**ASSIGNMENT**
Wherever a line in the records below contains "frame", copy that line.

[[ RECORDS SHOWN, beginning ]]

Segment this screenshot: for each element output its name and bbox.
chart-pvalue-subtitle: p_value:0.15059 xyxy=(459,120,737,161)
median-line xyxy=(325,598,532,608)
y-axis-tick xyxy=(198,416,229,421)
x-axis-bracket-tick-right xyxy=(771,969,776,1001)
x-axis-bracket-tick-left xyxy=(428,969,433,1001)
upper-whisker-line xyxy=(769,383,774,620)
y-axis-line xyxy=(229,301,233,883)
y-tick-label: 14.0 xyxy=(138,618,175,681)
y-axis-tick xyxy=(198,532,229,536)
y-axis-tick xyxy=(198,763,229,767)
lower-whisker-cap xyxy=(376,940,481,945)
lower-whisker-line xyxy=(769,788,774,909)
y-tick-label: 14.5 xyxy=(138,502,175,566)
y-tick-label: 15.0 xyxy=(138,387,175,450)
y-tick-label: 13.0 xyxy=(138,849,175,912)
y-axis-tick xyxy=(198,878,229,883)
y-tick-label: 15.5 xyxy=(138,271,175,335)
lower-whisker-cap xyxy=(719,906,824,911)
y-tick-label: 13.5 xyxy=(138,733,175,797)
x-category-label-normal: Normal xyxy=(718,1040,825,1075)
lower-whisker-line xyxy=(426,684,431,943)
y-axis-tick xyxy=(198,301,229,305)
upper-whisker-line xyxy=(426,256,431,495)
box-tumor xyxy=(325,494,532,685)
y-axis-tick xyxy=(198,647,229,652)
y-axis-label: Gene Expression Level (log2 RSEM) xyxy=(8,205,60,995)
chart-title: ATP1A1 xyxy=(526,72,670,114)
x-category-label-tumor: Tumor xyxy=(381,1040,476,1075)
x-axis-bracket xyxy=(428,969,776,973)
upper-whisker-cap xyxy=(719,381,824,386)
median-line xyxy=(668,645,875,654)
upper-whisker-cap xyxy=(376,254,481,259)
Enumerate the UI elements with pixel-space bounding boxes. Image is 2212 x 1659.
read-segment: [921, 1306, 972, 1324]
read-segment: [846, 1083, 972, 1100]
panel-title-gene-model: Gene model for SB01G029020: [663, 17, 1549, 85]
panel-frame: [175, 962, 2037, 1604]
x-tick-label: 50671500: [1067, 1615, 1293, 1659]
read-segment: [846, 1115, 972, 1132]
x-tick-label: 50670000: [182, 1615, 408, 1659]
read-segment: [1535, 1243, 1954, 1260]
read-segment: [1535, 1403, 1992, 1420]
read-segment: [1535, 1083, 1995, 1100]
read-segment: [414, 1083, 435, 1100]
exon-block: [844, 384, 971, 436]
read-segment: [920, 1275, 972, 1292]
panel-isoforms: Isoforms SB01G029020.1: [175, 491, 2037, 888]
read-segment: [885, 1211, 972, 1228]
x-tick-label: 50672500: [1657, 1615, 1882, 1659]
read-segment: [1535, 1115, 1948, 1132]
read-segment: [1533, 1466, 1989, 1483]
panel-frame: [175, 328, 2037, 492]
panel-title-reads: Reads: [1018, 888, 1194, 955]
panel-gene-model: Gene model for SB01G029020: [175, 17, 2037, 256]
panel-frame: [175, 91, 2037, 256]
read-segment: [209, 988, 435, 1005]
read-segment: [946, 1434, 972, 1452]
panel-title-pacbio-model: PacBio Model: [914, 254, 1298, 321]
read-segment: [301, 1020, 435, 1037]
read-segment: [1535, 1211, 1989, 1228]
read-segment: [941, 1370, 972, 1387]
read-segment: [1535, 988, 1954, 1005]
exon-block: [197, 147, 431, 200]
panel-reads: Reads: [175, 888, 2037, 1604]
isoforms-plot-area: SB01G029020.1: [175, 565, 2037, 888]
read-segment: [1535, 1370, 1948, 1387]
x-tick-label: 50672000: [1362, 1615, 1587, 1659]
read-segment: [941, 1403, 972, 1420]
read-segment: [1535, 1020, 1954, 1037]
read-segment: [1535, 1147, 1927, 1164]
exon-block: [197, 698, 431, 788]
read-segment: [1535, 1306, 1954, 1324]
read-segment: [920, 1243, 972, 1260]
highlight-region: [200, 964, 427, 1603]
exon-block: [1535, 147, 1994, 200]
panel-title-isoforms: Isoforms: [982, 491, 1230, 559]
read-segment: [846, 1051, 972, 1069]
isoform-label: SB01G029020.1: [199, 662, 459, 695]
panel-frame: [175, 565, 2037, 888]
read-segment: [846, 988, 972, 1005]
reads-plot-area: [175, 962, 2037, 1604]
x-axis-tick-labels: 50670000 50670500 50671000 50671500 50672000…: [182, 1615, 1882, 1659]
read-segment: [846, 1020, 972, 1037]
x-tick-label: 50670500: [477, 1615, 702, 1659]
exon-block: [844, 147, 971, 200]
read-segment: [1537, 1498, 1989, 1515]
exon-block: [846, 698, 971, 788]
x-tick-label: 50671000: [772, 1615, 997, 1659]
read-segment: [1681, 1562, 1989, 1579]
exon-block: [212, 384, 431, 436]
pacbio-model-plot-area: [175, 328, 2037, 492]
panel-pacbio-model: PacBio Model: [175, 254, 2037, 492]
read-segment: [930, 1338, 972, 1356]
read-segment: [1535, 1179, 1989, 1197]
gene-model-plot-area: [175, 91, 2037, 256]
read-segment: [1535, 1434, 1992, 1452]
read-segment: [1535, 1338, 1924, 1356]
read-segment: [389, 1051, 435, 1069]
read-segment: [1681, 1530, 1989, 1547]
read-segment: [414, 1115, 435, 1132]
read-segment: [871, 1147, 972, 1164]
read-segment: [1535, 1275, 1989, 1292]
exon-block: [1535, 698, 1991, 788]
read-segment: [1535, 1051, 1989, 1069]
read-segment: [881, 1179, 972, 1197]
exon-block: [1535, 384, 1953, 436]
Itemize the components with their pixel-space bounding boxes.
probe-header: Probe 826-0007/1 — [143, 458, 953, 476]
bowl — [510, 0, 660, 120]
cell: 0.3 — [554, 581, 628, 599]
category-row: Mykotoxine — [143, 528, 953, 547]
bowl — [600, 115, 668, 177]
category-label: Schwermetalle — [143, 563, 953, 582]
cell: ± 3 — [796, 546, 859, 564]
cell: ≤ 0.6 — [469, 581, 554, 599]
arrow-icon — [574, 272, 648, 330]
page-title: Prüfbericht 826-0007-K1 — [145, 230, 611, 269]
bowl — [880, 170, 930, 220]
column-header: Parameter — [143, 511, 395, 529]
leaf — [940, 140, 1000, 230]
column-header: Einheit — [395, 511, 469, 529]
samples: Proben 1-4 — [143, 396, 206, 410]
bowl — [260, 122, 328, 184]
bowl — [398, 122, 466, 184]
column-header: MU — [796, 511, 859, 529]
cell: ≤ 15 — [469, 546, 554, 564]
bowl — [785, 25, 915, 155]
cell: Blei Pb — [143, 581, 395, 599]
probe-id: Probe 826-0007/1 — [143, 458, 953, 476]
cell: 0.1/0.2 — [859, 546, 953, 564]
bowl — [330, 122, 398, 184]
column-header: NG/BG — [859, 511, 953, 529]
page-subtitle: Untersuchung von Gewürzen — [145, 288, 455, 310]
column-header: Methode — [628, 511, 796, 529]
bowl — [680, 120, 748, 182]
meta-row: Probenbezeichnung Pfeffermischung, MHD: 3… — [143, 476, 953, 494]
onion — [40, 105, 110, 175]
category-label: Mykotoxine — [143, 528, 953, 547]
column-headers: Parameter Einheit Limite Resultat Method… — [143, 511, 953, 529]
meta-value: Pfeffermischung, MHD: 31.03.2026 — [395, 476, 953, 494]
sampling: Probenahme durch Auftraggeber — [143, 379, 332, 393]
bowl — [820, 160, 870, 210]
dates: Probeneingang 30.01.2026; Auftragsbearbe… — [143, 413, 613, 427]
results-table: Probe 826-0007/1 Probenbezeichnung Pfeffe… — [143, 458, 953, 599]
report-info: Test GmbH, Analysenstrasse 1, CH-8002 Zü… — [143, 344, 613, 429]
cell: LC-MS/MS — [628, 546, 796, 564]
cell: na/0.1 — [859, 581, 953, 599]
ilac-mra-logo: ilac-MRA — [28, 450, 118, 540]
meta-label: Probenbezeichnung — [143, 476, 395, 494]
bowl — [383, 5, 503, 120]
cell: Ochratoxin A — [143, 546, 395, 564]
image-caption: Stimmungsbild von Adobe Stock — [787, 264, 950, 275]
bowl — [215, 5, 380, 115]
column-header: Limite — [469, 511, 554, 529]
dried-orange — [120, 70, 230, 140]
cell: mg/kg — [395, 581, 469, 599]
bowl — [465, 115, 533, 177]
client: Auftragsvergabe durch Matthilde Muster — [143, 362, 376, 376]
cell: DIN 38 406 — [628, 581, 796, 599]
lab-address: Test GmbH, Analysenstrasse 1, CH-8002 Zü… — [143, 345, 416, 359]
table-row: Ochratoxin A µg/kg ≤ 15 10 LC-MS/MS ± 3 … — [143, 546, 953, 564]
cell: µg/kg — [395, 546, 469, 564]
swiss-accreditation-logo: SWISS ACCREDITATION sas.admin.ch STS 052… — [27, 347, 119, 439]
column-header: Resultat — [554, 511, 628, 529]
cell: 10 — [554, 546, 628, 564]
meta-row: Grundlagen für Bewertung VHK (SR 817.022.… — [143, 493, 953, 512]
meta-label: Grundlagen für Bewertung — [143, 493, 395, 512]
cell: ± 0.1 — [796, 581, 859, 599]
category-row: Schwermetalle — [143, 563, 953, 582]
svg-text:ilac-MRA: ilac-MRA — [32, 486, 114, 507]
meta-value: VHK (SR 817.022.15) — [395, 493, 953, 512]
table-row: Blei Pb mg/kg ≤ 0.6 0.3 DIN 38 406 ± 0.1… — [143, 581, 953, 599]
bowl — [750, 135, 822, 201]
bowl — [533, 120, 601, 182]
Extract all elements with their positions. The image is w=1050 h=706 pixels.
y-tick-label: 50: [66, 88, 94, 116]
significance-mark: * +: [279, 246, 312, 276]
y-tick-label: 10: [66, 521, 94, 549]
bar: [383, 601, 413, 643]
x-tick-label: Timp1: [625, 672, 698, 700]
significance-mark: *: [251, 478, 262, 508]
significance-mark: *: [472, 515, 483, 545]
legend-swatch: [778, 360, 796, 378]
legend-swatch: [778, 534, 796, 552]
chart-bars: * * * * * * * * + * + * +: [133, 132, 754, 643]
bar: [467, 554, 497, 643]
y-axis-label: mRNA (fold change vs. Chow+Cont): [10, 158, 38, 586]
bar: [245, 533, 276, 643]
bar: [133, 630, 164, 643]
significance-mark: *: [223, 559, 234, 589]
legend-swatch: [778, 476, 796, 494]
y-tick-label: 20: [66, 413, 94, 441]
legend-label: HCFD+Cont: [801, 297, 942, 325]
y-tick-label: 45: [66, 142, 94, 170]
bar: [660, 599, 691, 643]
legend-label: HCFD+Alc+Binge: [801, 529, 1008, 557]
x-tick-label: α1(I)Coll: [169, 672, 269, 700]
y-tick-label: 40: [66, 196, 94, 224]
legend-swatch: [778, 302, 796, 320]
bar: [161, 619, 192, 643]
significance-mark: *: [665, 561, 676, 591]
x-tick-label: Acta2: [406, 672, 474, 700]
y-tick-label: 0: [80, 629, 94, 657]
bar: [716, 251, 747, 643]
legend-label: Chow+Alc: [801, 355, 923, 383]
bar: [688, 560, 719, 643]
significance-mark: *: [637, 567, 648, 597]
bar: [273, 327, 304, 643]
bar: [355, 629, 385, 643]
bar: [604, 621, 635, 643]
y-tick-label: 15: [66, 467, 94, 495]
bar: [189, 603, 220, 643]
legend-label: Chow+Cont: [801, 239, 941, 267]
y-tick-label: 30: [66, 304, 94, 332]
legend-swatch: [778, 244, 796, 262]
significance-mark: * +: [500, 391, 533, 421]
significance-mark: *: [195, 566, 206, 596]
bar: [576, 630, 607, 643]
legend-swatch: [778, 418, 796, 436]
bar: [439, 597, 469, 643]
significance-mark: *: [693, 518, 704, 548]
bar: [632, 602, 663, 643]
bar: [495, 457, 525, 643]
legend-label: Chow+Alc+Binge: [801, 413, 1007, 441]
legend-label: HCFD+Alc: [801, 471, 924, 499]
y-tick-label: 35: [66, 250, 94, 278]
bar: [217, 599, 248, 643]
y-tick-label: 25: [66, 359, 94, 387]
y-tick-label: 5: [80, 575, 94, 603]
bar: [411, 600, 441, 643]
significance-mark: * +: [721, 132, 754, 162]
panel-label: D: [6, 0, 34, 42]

[[ RECORDS SHOWN, end ]]

**EXERCISE RESPONSE**
panel-frame: [175, 962, 2037, 1604]
panel-frame: [175, 328, 2037, 492]
panel-frame: [175, 91, 2037, 256]
panel-frame: [175, 565, 2037, 888]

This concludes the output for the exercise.